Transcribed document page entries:
━━━━━━
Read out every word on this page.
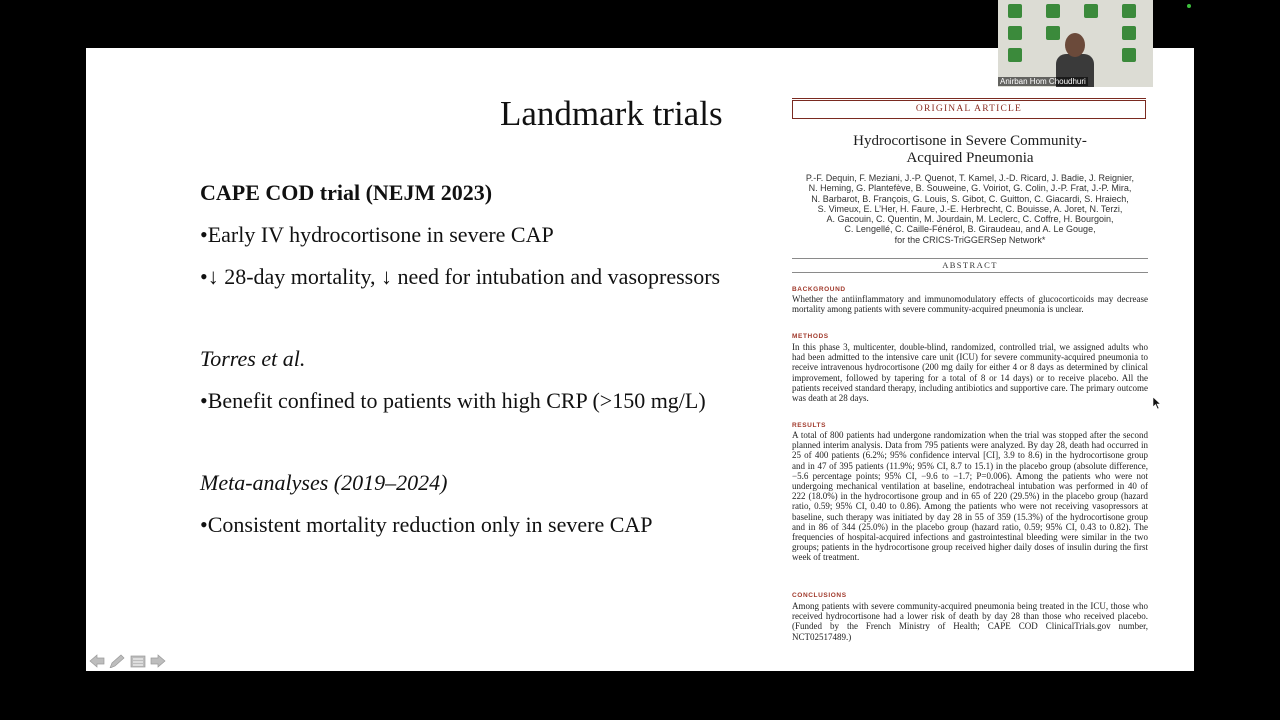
Landmark trials
CAPE COD trial (NEJM 2023)
•Early IV hydrocortisone in severe CAP
•↓ 28-day mortality, ↓ need for intubation and vasopressors
Torres et al.
•Benefit confined to patients with high CRP (>150 mg/L)
Meta-analyses (2019–2024)
•Consistent mortality reduction only in severe CAP
ORIGINAL ARTICLE
Hydrocortisone in Severe Community-
Acquired Pneumonia
P.-F. Dequin, F. Meziani, J.-P. Quenot, T. Kamel, J.-D. Ricard, J. Badie, J. Reignier,
N. Heming, G. Plantefève, B. Souweine, G. Voiriot, G. Colin, J.-P. Frat, J.-P. Mira,
N. Barbarot, B. François, G. Louis, S. Gibot, C. Guitton, C. Giacardi, S. Hraiech,
S. Vimeux, E. L’Her, H. Faure, J.-E. Herbrecht, C. Bouisse, A. Joret, N. Terzi,
A. Gacouin, C. Quentin, M. Jourdain, M. Leclerc, C. Coffre, H. Bourgoin,
C. Lengellé, C. Caille-Fénérol, B. Giraudeau, and A. Le Gouge,
for the CRICS-TriGGERSep Network*
ABSTRACT
BACKGROUND
Whether the antiinflammatory and immunomodulatory effects of glucocorticoids may decrease mortality among patients with severe community-acquired pneumonia is unclear.
METHODS
In this phase 3, multicenter, double-blind, randomized, controlled trial, we assigned adults who had been admitted to the intensive care unit (ICU) for severe community-acquired pneumonia to receive intravenous hydrocortisone (200 mg daily for either 4 or 8 days as determined by clinical improvement, followed by tapering for a total of 8 or 14 days) or to receive placebo. All the patients received standard therapy, including antibiotics and supportive care. The primary outcome was death at 28 days.
RESULTS
A total of 800 patients had undergone randomization when the trial was stopped after the second planned interim analysis. Data from 795 patients were analyzed. By day 28, death had occurred in 25 of 400 patients (6.2%; 95% confidence interval [CI], 3.9 to 8.6) in the hydrocortisone group and in 47 of 395 patients (11.9%; 95% CI, 8.7 to 15.1) in the placebo group (absolute difference, −5.6 percentage points; 95% CI, −9.6 to −1.7; P=0.006). Among the patients who were not undergoing mechanical ventilation at baseline, endotracheal intubation was performed in 40 of 222 (18.0%) in the hydrocortisone group and in 65 of 220 (29.5%) in the placebo group (hazard ratio, 0.59; 95% CI, 0.40 to 0.86). Among the patients who were not receiving vasopressors at baseline, such therapy was initiated by day 28 in 55 of 359 (15.3%) of the hydrocortisone group and in 86 of 344 (25.0%) in the placebo group (hazard ratio, 0.59; 95% CI, 0.43 to 0.82). The frequencies of hospital-acquired infections and gastrointestinal bleeding were similar in the two groups; patients in the hydrocortisone group received higher daily doses of insulin during the first week of treatment.
CONCLUSIONS
Among patients with severe community-acquired pneumonia being treated in the ICU, those who received hydrocortisone had a lower risk of death by day 28 than those who received placebo. (Funded by the French Ministry of Health; CAPE COD ClinicalTrials.gov number, NCT02517489.)
Anirban Hom Choudhuri
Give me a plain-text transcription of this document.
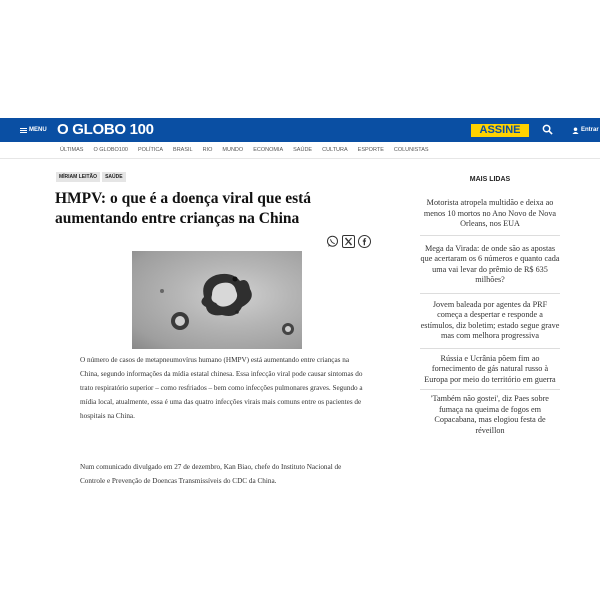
MENU O GLOBO 100	ASSINE	Entrar
ÚLTIMAS O GLOBO100 POLÍTICA BRASIL RIO MUNDO ECONOMIA SAÚDE CULTURA ESPORTE COLUNISTAS
MÍRIAM LEITÃO	SAÚDE
HMPV: o que é a doença viral que está aumentando entre crianças na China

O número de casos de metapneumovírus humano (HMPV) está aumentando entre crianças na China, segundo informações da mídia estatal chinesa. Essa infecção viral pode causar sintomas do trato respiratório superior – como resfriados – bem como infecções pulmonares graves. Segundo a mídia local, atualmente, essa é uma das quatro infecções virais mais comuns entre os pacientes de hospitais na China.

Num comunicado divulgado em 27 de dezembro, Kan Biao, chefe do Instituto Nacional de Controle e Prevenção de Doencas Transmissíveis do CDC da China.

MAIS LIDAS
Motorista atropela multidão e deixa ao menos 10 mortos no Ano Novo de Nova Orleans, nos EUA
Mega da Virada: de onde são as apostas que acertaram os 6 números e quanto cada uma vai levar do prêmio de R$ 635 milhões?
Jovem baleada por agentes da PRF começa a despertar e responde a estímulos, diz boletim; estado segue grave mas com melhora progressiva
Rússia e Ucrânia põem fim ao fornecimento de gás natural russo à Europa por meio do território em guerra
'Também não gostei', diz Paes sobre fumaça na queima de fogos em Copacabana, mas elogiou festa de réveillon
━━━━━━
Transcribe every record above in full. Pictures stay out of the copy.

Written reply
Read out every word on this page.
Landmark trials
CAPE COD trial (NEJM 2023)
•Early IV hydrocortisone in severe CAP
•↓ 28-day mortality, ↓ need for intubation and vasopressors
Torres et al.
•Benefit confined to patients with high CRP (>150 mg/L)
Meta-analyses (2019–2024)
•Consistent mortality reduction only in severe CAP
ORIGINAL ARTICLE
Hydrocortisone in Severe Community-
Acquired Pneumonia
P.-F. Dequin, F. Meziani, J.-P. Quenot, T. Kamel, J.-D. Ricard, J. Badie, J. Reignier,
N. Heming, G. Plantefève, B. Souweine, G. Voiriot, G. Colin, J.-P. Frat, J.-P. Mira,
N. Barbarot, B. François, G. Louis, S. Gibot, C. Guitton, C. Giacardi, S. Hraiech,
S. Vimeux, E. L’Her, H. Faure, J.-E. Herbrecht, C. Bouisse, A. Joret, N. Terzi,
A. Gacouin, C. Quentin, M. Jourdain, M. Leclerc, C. Coffre, H. Bourgoin,
C. Lengellé, C. Caille-Fénérol, B. Giraudeau, and A. Le Gouge,
for the CRICS-TriGGERSep Network*
ABSTRACT
BACKGROUND
Whether the antiinflammatory and immunomodulatory effects of glucocorticoids may decrease mortality among patients with severe community-acquired pneumonia is unclear.
METHODS
In this phase 3, multicenter, double-blind, randomized, controlled trial, we assigned adults who had been admitted to the intensive care unit (ICU) for severe community-acquired pneumonia to receive intravenous hydrocortisone (200 mg daily for either 4 or 8 days as determined by clinical improvement, followed by tapering for a total of 8 or 14 days) or to receive placebo. All the patients received standard therapy, including antibiotics and supportive care. The primary outcome was death at 28 days.
RESULTS
A total of 800 patients had undergone randomization when the trial was stopped after the second planned interim analysis. Data from 795 patients were analyzed. By day 28, death had occurred in 25 of 400 patients (6.2%; 95% confidence interval [CI], 3.9 to 8.6) in the hydrocortisone group and in 47 of 395 patients (11.9%; 95% CI, 8.7 to 15.1) in the placebo group (absolute difference, −5.6 percentage points; 95% CI, −9.6 to −1.7; P=0.006). Among the patients who were not undergoing mechanical ventilation at baseline, endotracheal intubation was performed in 40 of 222 (18.0%) in the hydrocortisone group and in 65 of 220 (29.5%) in the placebo group (hazard ratio, 0.59; 95% CI, 0.40 to 0.86). Among the patients who were not receiving vasopressors at baseline, such therapy was initiated by day 28 in 55 of 359 (15.3%) of the hydrocortisone group and in 86 of 344 (25.0%) in the placebo group (hazard ratio, 0.59; 95% CI, 0.43 to 0.82). The frequencies of hospital-acquired infections and gastrointestinal bleeding were similar in the two groups; patients in the hydrocortisone group received higher daily doses of insulin during the first week of treatment.
CONCLUSIONS
Among patients with severe community-acquired pneumonia being treated in the ICU, those who received hydrocortisone had a lower risk of death by day 28 than those who received placebo. (Funded by the French Ministry of Health; CAPE COD ClinicalTrials.gov number, NCT02517489.)
Anirban Hom Choudhuri
Give me a plain-text transcription of this document.
MENU O GLOBO 100	ASSINE	Entrar
ÚLTIMAS O GLOBO100 POLÍTICA BRASIL RIO MUNDO ECONOMIA SAÚDE CULTURA ESPORTE COLUNISTAS
MÍRIAM LEITÃO	SAÚDE
HMPV: o que é a doença viral que está aumentando entre crianças na China

O número de casos de metapneumovírus humano (HMPV) está aumentando entre crianças na China, segundo informações da mídia estatal chinesa. Essa infecção viral pode causar sintomas do trato respiratório superior – como resfriados – bem como infecções pulmonares graves. Segundo a mídia local, atualmente, essa é uma das quatro infecções virais mais comuns entre os pacientes de hospitais na China.

Num comunicado divulgado em 27 de dezembro, Kan Biao, chefe do Instituto Nacional de Controle e Prevenção de Doencas Transmissíveis do CDC da China.

MAIS LIDAS
Motorista atropela multidão e deixa ao menos 10 mortos no Ano Novo de Nova Orleans, nos EUA
Mega da Virada: de onde são as apostas que acertaram os 6 números e quanto cada uma vai levar do prêmio de R$ 635 milhões?
Jovem baleada por agentes da PRF começa a despertar e responde a estímulos, diz boletim; estado segue grave mas com melhora progressiva
Rússia e Ucrânia põem fim ao fornecimento de gás natural russo à Europa por meio do território em guerra
'Também não gostei', diz Paes sobre fumaça na queima de fogos em Copacabana, mas elogiou festa de réveillon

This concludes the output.